▶ _Stated goal_: Write the records out again exactly, leaving no images in.

— start of Data entries —

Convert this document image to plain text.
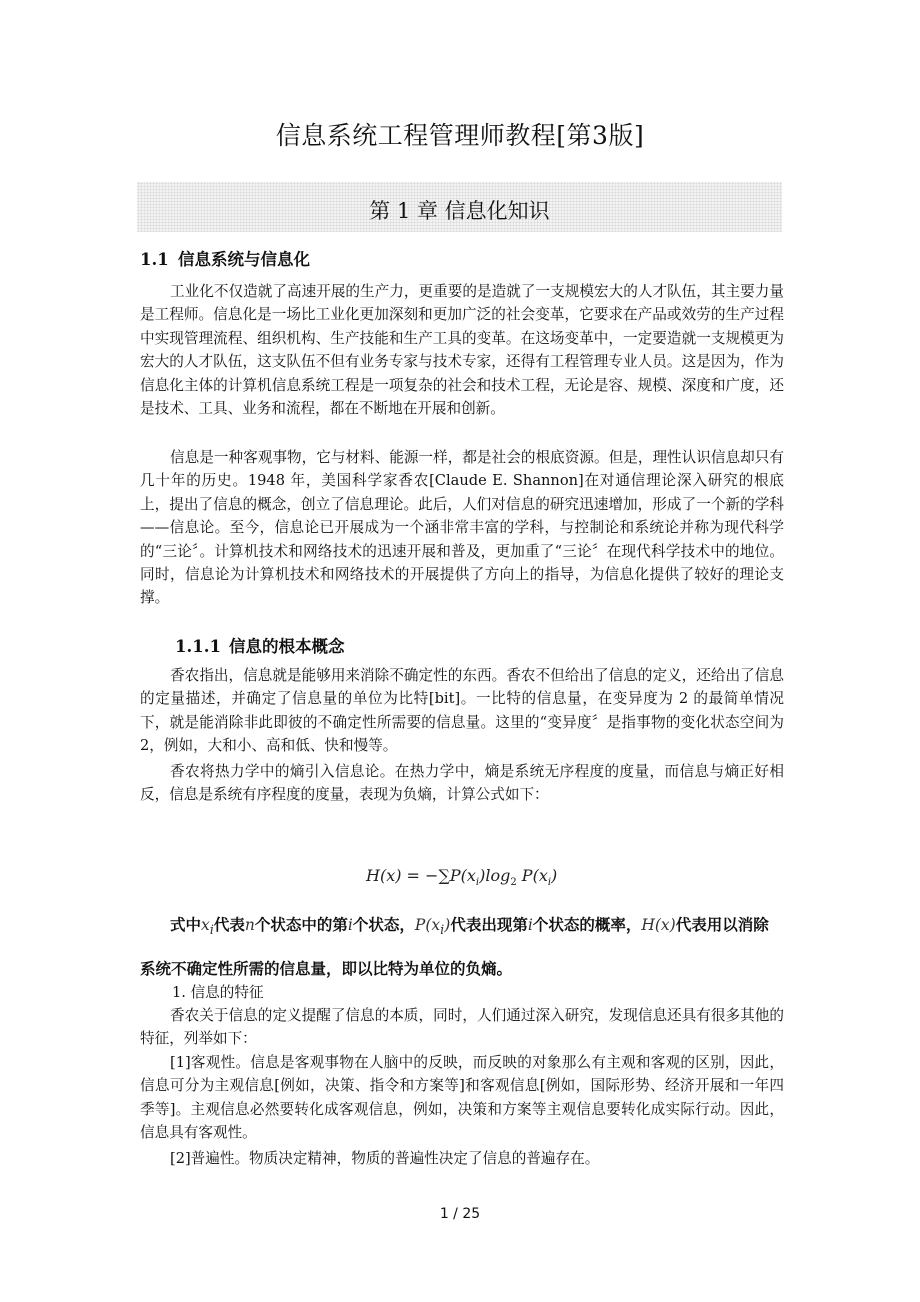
信息系统工程管理师教程[第3版]
第 1 章 信息化知识
1.1 信息系统与信息化

工业化不仅造就了高速开展的生产力，更重要的是造就了一支规模宏大的人才队伍，其主要力量是工程师。信息化是一场比工业化更加深刻和更加广泛的社会变革，它要求在产品或效劳的生产过程中实现管理流程、组织机构、生产技能和生产工具的变革。在这场变革中，一定要造就一支规模更为宏大的人才队伍，这支队伍不但有业务专家与技术专家，还得有工程管理专业人员。这是因为，作为信息化主体的计算机信息系统工程是一项复杂的社会和技术工程，无论是容、规模、深度和广度，还是技术、工具、业务和流程，都在不断地在开展和创新。

信息是一种客观事物，它与材料、能源一样，都是社会的根底资源。但是，理性认识信息却只有几十年的历史。1948 年，美国科学家香农[Claude E. Shannon]在对通信理论深入研究的根底上，提出了信息的概念，创立了信息理论。此后，人们对信息的研究迅速增加，形成了一个新的学科——信息论。至今，信息论已开展成为一个涵非常丰富的学科，与控制论和系统论并称为现代科学的“三论〞。计算机技术和网络技术的迅速开展和普及，更加重了“三论〞在现代科学技术中的地位。同时，信息论为计算机技术和网络技术的开展提供了方向上的指导，为信息化提供了较好的理论支撑。

1.1.1 信息的根本概念

香农指出，信息就是能够用来消除不确定性的东西。香农不但给出了信息的定义，还给出了信息的定量描述，并确定了信息量的单位为比特[bit]。一比特的信息量，在变异度为 2 的最简单情况下，就是能消除非此即彼的不确定性所需要的信息量。这里的“变异度〞是指事物的变化状态空间为 2，例如，大和小、高和低、快和慢等。

香农将热力学中的熵引入信息论。在热力学中，熵是系统无序程度的度量，而信息与熵正好相反，信息是系统有序程度的度量，表现为负熵，计算公式如下：

$H(x) = -\sum P(x_i)\log_2$ $P(x_i)$

式中$x_i$代表n个状态中的第i个状态，$P(x_i)$代表出现第i个状态的概率，H(x)代表用以消除系统不确定性所需的信息量，即以比特为单位的负熵。

1. 信息的特征

香农关于信息的定义提醒了信息的本质，同时，人们通过深入研究，发现信息还具有很多其他的特征，列举如下：

[1]客观性。信息是客观事物在人脑中的反映，而反映的对象那么有主观和客观的区别，因此，信息可分为主观信息[例如，决策、指令和方案等]和客观信息[例如，国际形势、经济开展和一年四季等]。主观信息必然要转化成客观信息，例如，决策和方案等主观信息要转化成实际行动。因此，信息具有客观性。

[2]普遍性。物质决定精神，物质的普遍性决定了信息的普遍存在。

1 / 25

— end of Data entries —

▶ _Solved exercise_:
Convert this document image to plain text.
信息系统工程管理师教程[第3版]
第 1 章 信息化知识
1.1 信息系统与信息化

工业化不仅造就了高速开展的生产力，更重要的是造就了一支规模宏大的人才队伍，其主要力量是工程师。信息化是一场比工业化更加深刻和更加广泛的社会变革，它要求在产品或效劳的生产过程中实现管理流程、组织机构、生产技能和生产工具的变革。在这场变革中，一定要造就一支规模更为宏大的人才队伍，这支队伍不但有业务专家与技术专家，还得有工程管理专业人员。这是因为，作为信息化主体的计算机信息系统工程是一项复杂的社会和技术工程，无论是容、规模、深度和广度，还是技术、工具、业务和流程，都在不断地在开展和创新。

信息是一种客观事物，它与材料、能源一样，都是社会的根底资源。但是，理性认识信息却只有几十年的历史。1948 年，美国科学家香农[Claude E. Shannon]在对通信理论深入研究的根底上，提出了信息的概念，创立了信息理论。此后，人们对信息的研究迅速增加，形成了一个新的学科——信息论。至今，信息论已开展成为一个涵非常丰富的学科，与控制论和系统论并称为现代科学的“三论〞。计算机技术和网络技术的迅速开展和普及，更加重了“三论〞在现代科学技术中的地位。同时，信息论为计算机技术和网络技术的开展提供了方向上的指导，为信息化提供了较好的理论支撑。

1.1.1 信息的根本概念

香农指出，信息就是能够用来消除不确定性的东西。香农不但给出了信息的定义，还给出了信息的定量描述，并确定了信息量的单位为比特[bit]。一比特的信息量，在变异度为 2 的最简单情况下，就是能消除非此即彼的不确定性所需要的信息量。这里的“变异度〞是指事物的变化状态空间为 2，例如，大和小、高和低、快和慢等。

香农将热力学中的熵引入信息论。在热力学中，熵是系统无序程度的度量，而信息与熵正好相反，信息是系统有序程度的度量，表现为负熵，计算公式如下：

$H(x) = -\sum P(x_i)\log_2$ $P(x_i)$

式中$x_i$代表n个状态中的第i个状态，$P(x_i)$代表出现第i个状态的概率，H(x)代表用以消除系统不确定性所需的信息量，即以比特为单位的负熵。

1. 信息的特征

香农关于信息的定义提醒了信息的本质，同时，人们通过深入研究，发现信息还具有很多其他的特征，列举如下：

[1]客观性。信息是客观事物在人脑中的反映，而反映的对象那么有主观和客观的区别，因此，信息可分为主观信息[例如，决策、指令和方案等]和客观信息[例如，国际形势、经济开展和一年四季等]。主观信息必然要转化成客观信息，例如，决策和方案等主观信息要转化成实际行动。因此，信息具有客观性。

[2]普遍性。物质决定精神，物质的普遍性决定了信息的普遍存在。

1 / 25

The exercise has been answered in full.